■ **What you are asked to do**: Identify all lines in the data containing the string "author". Copy them out.

### Materials provided ###

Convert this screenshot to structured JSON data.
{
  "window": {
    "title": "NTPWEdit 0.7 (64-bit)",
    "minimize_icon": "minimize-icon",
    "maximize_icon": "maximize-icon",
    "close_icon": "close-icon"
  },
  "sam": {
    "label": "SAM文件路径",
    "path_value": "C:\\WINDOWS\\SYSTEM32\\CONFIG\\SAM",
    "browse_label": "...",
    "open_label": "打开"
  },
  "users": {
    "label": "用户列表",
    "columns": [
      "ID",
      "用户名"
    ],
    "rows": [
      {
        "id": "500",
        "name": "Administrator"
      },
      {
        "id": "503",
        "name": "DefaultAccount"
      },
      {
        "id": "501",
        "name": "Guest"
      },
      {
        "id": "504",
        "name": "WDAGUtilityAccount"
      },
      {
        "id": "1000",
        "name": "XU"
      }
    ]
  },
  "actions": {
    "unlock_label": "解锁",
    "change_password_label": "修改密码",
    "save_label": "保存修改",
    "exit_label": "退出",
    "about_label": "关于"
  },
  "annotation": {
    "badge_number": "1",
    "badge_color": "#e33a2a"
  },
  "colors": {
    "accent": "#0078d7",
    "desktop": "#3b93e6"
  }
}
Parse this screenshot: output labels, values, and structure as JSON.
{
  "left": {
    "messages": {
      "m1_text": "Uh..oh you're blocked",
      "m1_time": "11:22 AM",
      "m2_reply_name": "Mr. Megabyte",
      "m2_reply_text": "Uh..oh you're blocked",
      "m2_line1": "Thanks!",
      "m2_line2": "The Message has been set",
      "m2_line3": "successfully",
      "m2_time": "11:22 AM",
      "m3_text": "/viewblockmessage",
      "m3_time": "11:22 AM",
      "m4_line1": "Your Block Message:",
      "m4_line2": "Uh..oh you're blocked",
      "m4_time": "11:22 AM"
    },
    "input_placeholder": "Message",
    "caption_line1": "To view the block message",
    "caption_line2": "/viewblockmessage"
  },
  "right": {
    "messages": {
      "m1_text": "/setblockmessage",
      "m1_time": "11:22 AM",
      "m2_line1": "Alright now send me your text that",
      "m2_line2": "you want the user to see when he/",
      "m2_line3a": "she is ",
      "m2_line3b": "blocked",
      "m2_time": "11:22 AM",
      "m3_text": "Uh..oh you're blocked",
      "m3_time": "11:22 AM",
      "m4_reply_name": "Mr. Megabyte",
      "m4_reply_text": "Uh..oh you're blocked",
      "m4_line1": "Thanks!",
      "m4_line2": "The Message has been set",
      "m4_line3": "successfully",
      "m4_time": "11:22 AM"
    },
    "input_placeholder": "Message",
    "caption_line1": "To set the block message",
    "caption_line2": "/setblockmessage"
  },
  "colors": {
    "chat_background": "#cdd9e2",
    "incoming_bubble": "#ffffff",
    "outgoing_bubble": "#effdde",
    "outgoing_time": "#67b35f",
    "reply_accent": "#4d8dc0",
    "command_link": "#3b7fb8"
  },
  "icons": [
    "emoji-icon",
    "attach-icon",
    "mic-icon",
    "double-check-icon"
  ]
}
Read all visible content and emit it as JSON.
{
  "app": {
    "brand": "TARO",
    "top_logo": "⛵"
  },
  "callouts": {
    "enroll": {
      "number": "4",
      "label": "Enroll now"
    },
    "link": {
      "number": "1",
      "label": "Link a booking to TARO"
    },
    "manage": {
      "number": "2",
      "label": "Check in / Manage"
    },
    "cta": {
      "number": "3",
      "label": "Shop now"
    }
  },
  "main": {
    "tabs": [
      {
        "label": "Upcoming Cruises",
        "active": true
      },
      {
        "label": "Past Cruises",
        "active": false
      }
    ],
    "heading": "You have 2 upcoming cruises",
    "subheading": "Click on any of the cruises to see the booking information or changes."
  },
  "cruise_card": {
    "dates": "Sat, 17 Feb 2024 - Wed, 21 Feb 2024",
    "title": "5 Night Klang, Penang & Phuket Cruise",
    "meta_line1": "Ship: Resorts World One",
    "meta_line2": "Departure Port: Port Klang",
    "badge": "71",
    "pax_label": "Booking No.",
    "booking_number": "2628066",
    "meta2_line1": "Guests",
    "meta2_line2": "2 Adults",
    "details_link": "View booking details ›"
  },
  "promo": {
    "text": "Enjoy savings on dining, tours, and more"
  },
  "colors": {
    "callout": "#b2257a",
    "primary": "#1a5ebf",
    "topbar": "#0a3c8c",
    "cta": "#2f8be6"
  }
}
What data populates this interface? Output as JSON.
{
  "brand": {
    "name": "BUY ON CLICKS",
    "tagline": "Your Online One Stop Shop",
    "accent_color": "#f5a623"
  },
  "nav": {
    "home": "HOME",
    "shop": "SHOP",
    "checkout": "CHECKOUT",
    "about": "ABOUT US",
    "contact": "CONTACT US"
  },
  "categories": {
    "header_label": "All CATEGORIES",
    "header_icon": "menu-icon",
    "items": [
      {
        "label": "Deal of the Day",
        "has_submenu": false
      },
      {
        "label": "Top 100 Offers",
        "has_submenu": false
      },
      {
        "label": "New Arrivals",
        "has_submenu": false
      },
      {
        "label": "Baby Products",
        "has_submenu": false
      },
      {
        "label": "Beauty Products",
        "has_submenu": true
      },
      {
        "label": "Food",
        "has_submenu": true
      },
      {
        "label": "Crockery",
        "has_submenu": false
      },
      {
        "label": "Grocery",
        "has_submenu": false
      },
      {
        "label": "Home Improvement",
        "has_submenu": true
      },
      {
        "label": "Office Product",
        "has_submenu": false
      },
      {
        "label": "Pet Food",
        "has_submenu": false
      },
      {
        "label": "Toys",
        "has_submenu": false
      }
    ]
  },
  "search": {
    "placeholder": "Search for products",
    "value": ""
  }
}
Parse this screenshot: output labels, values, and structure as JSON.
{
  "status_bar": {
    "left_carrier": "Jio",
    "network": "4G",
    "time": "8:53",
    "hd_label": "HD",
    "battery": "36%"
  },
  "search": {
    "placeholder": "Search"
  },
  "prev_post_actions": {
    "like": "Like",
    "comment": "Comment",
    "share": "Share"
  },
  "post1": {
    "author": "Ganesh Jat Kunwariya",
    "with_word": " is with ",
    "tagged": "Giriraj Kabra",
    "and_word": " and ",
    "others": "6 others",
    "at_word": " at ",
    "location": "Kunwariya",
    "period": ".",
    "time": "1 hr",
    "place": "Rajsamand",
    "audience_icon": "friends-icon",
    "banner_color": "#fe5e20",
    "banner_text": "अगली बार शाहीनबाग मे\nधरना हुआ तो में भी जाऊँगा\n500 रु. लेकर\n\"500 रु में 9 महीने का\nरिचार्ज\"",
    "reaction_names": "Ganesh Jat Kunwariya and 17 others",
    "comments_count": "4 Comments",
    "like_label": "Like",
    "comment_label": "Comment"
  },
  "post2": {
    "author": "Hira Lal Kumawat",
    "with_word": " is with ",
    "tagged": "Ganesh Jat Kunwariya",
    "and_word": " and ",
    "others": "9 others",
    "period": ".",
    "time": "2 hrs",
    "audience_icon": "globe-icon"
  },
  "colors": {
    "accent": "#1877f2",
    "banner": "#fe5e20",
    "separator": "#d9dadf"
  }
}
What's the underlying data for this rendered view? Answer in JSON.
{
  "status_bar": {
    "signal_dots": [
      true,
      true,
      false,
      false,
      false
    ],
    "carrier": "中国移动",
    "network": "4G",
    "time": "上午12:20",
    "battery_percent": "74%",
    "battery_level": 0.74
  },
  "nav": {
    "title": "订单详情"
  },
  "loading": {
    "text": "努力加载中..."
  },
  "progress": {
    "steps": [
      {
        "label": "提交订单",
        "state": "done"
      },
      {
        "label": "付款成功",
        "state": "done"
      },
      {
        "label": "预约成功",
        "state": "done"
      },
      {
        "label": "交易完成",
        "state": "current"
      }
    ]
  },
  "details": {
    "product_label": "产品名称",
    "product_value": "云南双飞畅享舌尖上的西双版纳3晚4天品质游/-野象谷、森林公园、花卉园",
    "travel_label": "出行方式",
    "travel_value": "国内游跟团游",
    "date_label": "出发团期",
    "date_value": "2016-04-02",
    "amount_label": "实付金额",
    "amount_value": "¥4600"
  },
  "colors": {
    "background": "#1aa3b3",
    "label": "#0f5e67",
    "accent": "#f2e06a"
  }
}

###

■ **Reply**:
    "author": "Ganesh Jat Kunwariya",
    "author": "Hira Lal Kumawat",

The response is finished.